Items from a dataset:
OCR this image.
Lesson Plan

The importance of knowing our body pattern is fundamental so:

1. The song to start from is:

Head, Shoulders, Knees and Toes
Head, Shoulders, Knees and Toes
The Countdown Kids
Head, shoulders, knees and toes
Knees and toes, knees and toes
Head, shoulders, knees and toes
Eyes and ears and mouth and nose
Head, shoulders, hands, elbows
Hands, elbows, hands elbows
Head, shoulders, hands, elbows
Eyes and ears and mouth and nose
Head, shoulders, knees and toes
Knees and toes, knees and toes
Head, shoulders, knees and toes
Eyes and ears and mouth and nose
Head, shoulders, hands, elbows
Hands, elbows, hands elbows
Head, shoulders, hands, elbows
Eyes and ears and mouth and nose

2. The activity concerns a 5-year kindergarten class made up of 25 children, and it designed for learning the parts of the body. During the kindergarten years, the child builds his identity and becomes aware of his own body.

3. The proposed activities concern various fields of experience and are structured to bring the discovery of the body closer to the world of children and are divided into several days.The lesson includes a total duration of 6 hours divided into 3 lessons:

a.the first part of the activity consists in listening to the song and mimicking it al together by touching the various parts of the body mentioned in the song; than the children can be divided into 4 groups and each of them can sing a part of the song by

[WORK TO COMPLETE]:
Set down the entries verbatim, leaving none out.

[FINAL RESULT]:
OCR this image.
Lesson Plan

The importance of knowing our body pattern is fundamental so:

1. The song to start from is:

Head, Shoulders, Knees and Toes
Head, Shoulders, Knees and Toes
The Countdown Kids
Head, shoulders, knees and toes
Knees and toes, knees and toes
Head, shoulders, knees and toes
Eyes and ears and mouth and nose
Head, shoulders, hands, elbows
Hands, elbows, hands elbows
Head, shoulders, hands, elbows
Eyes and ears and mouth and nose
Head, shoulders, knees and toes
Knees and toes, knees and toes
Head, shoulders, knees and toes
Eyes and ears and mouth and nose
Head, shoulders, hands, elbows
Hands, elbows, hands elbows
Head, shoulders, hands, elbows
Eyes and ears and mouth and nose

2. The activity concerns a 5-year kindergarten class made up of 25 children, and it designed for learning the parts of the body. During the kindergarten years, the child builds his identity and becomes aware of his own body.

3. The proposed activities concern various fields of experience and are structured to bring the discovery of the body closer to the world of children and are divided into several days.The lesson includes a total duration of 6 hours divided into 3 lessons:

a.the first part of the activity consists in listening to the song and mimicking it al together by touching the various parts of the body mentioned in the song; than the children can be divided into 4 groups and each of them can sing a part of the song by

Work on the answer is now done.